[Stored records]
— Start —
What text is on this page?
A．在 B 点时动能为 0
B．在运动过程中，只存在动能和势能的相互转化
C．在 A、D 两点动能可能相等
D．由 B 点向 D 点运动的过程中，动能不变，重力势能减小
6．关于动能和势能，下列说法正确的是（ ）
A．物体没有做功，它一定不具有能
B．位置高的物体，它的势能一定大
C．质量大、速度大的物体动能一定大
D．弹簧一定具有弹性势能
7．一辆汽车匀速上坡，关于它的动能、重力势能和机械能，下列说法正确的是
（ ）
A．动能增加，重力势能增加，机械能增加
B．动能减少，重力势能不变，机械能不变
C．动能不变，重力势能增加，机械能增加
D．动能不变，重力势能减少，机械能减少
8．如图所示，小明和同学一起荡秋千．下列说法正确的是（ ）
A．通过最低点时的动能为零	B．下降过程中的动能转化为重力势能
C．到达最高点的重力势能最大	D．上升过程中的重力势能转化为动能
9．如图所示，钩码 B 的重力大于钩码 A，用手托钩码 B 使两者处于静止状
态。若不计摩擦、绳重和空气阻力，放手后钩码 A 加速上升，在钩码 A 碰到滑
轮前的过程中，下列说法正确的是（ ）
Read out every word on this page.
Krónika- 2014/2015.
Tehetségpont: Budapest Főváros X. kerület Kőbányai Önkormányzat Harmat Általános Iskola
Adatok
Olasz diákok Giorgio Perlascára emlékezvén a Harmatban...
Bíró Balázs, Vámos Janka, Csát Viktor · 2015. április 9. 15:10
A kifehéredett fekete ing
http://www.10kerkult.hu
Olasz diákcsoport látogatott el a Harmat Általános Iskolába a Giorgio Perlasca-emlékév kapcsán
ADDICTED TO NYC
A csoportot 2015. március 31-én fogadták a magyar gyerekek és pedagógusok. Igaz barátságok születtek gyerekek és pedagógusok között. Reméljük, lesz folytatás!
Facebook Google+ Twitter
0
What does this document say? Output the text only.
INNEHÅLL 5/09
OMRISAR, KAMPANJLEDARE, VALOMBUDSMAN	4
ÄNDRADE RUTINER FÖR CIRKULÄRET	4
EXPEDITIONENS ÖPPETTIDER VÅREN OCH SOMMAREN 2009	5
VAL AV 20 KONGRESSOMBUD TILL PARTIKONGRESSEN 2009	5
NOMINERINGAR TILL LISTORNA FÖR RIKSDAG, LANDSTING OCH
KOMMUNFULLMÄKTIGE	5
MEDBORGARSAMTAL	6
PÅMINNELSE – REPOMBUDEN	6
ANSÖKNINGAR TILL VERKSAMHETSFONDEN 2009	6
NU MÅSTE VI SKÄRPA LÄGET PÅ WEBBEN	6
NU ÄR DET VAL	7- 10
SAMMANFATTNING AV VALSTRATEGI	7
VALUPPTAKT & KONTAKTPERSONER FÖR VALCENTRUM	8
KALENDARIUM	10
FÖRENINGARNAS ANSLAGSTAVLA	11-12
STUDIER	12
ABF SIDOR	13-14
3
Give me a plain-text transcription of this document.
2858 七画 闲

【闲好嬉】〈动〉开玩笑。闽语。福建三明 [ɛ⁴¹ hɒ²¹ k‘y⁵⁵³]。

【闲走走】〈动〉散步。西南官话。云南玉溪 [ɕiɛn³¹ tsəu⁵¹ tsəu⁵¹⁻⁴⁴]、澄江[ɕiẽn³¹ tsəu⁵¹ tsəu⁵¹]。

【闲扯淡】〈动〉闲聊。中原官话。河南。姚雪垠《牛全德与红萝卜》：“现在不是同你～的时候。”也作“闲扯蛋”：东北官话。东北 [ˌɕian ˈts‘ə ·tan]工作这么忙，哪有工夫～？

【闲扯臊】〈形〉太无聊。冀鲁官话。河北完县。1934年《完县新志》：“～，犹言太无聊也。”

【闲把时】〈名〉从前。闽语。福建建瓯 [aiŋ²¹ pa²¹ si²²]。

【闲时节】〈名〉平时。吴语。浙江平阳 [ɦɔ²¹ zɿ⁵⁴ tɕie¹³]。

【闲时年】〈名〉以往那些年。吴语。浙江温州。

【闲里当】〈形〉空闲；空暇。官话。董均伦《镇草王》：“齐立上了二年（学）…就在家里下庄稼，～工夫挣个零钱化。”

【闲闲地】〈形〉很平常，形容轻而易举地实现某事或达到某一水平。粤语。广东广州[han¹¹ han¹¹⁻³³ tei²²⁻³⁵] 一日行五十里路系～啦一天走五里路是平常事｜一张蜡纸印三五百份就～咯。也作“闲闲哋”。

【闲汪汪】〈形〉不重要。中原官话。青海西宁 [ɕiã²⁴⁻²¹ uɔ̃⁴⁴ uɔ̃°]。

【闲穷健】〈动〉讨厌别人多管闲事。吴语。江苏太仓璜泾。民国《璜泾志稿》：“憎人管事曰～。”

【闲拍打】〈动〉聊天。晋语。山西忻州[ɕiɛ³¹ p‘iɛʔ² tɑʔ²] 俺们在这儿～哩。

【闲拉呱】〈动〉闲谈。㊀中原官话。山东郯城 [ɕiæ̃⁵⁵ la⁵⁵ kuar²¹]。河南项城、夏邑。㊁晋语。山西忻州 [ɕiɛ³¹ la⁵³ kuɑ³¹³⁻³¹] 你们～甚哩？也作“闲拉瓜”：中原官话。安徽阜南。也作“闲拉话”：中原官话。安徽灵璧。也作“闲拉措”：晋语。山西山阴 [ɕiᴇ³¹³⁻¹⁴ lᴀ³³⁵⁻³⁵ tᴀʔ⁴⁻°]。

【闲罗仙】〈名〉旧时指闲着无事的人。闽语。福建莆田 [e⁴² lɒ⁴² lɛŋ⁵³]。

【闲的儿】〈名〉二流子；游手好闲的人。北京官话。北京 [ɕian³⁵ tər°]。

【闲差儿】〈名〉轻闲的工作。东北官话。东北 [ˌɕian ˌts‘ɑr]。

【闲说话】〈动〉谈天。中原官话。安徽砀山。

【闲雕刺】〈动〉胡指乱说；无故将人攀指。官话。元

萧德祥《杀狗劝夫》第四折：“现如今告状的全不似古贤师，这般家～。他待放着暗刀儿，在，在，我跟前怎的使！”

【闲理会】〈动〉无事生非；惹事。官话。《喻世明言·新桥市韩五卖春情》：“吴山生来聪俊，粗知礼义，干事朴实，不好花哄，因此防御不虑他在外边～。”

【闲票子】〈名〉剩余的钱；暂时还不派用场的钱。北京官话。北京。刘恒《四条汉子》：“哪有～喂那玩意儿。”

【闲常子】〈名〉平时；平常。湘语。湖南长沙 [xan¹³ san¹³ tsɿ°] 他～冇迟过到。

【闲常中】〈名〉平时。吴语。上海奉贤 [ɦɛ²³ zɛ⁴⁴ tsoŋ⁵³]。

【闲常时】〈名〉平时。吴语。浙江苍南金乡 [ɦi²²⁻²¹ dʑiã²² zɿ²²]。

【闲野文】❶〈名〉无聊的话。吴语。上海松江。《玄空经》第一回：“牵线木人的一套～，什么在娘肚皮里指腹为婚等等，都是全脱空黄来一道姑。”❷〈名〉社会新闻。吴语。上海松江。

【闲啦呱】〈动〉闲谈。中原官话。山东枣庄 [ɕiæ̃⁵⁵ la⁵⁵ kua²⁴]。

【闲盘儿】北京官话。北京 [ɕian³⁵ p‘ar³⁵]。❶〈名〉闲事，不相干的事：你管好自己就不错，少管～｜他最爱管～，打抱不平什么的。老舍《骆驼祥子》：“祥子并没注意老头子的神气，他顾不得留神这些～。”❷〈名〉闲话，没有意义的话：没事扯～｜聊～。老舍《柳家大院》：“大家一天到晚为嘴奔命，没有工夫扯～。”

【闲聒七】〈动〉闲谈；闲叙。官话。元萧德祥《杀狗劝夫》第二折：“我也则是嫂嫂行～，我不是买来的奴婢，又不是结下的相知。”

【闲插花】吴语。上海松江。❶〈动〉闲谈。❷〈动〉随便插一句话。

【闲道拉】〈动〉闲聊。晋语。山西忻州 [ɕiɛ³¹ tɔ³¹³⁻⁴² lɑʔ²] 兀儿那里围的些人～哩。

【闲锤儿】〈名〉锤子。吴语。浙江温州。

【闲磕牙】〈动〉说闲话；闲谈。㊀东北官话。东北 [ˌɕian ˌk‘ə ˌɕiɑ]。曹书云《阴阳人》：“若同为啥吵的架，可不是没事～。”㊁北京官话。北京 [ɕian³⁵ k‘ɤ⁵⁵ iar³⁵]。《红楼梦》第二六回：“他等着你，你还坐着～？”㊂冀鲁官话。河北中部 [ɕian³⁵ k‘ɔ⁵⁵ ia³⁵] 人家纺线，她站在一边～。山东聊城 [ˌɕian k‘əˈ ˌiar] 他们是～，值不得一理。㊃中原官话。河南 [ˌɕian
— End —
Collect each line above holding the string "TILL".

RESULT OF THE EXERCISE:
VAL AV 20 KONGRESSOMBUD TILL PARTIKONGRESSEN 2009	5
NOMINERINGAR TILL LISTORNA FÖR RIKSDAG, LANDSTING OCH
ANSÖKNINGAR TILL VERKSAMHETSFONDEN 2009	6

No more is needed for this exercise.